[Data entries for graphics]
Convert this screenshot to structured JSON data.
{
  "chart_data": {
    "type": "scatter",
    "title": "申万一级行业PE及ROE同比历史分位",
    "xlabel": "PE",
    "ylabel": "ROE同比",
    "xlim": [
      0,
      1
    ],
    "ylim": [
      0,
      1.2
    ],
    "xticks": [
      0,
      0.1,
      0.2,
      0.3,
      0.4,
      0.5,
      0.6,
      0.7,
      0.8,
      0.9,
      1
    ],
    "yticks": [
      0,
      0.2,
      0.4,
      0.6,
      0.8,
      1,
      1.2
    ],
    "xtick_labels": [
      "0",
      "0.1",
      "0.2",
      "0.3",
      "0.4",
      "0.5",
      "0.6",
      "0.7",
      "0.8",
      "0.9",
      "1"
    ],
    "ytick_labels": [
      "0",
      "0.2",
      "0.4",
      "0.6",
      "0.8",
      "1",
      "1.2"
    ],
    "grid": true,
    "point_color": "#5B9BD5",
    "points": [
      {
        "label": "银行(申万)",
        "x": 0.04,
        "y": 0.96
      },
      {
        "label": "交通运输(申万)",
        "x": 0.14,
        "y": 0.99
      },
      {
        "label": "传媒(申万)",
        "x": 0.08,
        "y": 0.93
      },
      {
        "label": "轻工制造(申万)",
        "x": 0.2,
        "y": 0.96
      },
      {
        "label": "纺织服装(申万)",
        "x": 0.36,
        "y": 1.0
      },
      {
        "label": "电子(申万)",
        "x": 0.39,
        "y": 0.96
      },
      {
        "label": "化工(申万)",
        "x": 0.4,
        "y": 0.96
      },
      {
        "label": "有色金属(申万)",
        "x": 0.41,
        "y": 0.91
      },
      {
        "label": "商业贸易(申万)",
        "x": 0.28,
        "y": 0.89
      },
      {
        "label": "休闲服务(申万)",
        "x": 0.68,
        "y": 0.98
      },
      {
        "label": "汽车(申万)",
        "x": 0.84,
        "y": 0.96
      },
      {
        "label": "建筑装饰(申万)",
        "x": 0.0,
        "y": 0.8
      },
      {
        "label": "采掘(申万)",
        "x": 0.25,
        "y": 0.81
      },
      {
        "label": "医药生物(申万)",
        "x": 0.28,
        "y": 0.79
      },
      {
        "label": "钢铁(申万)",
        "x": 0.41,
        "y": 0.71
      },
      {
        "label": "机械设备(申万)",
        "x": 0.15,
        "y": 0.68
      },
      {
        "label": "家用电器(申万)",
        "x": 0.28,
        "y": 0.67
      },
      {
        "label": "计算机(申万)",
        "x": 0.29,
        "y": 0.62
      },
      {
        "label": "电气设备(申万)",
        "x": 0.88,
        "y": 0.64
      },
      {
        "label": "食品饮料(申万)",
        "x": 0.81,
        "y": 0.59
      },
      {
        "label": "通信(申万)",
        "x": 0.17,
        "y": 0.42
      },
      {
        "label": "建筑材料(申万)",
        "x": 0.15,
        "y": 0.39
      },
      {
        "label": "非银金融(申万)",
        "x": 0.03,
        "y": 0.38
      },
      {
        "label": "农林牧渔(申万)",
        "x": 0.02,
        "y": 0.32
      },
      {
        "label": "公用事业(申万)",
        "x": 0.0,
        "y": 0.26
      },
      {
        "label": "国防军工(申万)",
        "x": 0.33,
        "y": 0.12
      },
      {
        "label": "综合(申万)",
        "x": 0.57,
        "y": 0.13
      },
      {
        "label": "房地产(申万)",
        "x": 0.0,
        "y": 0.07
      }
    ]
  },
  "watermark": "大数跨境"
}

**Exercise task**.
Copy out all of the records shown above exactly.

**Exercise solution**.
Convert this screenshot to structured JSON data.
{
  "chart_data": {
    "type": "scatter",
    "title": "申万一级行业PE及ROE同比历史分位",
    "xlabel": "PE",
    "ylabel": "ROE同比",
    "xlim": [
      0,
      1
    ],
    "ylim": [
      0,
      1.2
    ],
    "xticks": [
      0,
      0.1,
      0.2,
      0.3,
      0.4,
      0.5,
      0.6,
      0.7,
      0.8,
      0.9,
      1
    ],
    "yticks": [
      0,
      0.2,
      0.4,
      0.6,
      0.8,
      1,
      1.2
    ],
    "xtick_labels": [
      "0",
      "0.1",
      "0.2",
      "0.3",
      "0.4",
      "0.5",
      "0.6",
      "0.7",
      "0.8",
      "0.9",
      "1"
    ],
    "ytick_labels": [
      "0",
      "0.2",
      "0.4",
      "0.6",
      "0.8",
      "1",
      "1.2"
    ],
    "grid": true,
    "point_color": "#5B9BD5",
    "points": [
      {
        "label": "银行(申万)",
        "x": 0.04,
        "y": 0.96
      },
      {
        "label": "交通运输(申万)",
        "x": 0.14,
        "y": 0.99
      },
      {
        "label": "传媒(申万)",
        "x": 0.08,
        "y": 0.93
      },
      {
        "label": "轻工制造(申万)",
        "x": 0.2,
        "y": 0.96
      },
      {
        "label": "纺织服装(申万)",
        "x": 0.36,
        "y": 1.0
      },
      {
        "label": "电子(申万)",
        "x": 0.39,
        "y": 0.96
      },
      {
        "label": "化工(申万)",
        "x": 0.4,
        "y": 0.96
      },
      {
        "label": "有色金属(申万)",
        "x": 0.41,
        "y": 0.91
      },
      {
        "label": "商业贸易(申万)",
        "x": 0.28,
        "y": 0.89
      },
      {
        "label": "休闲服务(申万)",
        "x": 0.68,
        "y": 0.98
      },
      {
        "label": "汽车(申万)",
        "x": 0.84,
        "y": 0.96
      },
      {
        "label": "建筑装饰(申万)",
        "x": 0.0,
        "y": 0.8
      },
      {
        "label": "采掘(申万)",
        "x": 0.25,
        "y": 0.81
      },
      {
        "label": "医药生物(申万)",
        "x": 0.28,
        "y": 0.79
      },
      {
        "label": "钢铁(申万)",
        "x": 0.41,
        "y": 0.71
      },
      {
        "label": "机械设备(申万)",
        "x": 0.15,
        "y": 0.68
      },
      {
        "label": "家用电器(申万)",
        "x": 0.28,
        "y": 0.67
      },
      {
        "label": "计算机(申万)",
        "x": 0.29,
        "y": 0.62
      },
      {
        "label": "电气设备(申万)",
        "x": 0.88,
        "y": 0.64
      },
      {
        "label": "食品饮料(申万)",
        "x": 0.81,
        "y": 0.59
      },
      {
        "label": "通信(申万)",
        "x": 0.17,
        "y": 0.42
      },
      {
        "label": "建筑材料(申万)",
        "x": 0.15,
        "y": 0.39
      },
      {
        "label": "非银金融(申万)",
        "x": 0.03,
        "y": 0.38
      },
      {
        "label": "农林牧渔(申万)",
        "x": 0.02,
        "y": 0.32
      },
      {
        "label": "公用事业(申万)",
        "x": 0.0,
        "y": 0.26
      },
      {
        "label": "国防军工(申万)",
        "x": 0.33,
        "y": 0.12
      },
      {
        "label": "综合(申万)",
        "x": 0.57,
        "y": 0.13
      },
      {
        "label": "房地产(申万)",
        "x": 0.0,
        "y": 0.07
      }
    ]
  },
  "watermark": "大数跨境"
}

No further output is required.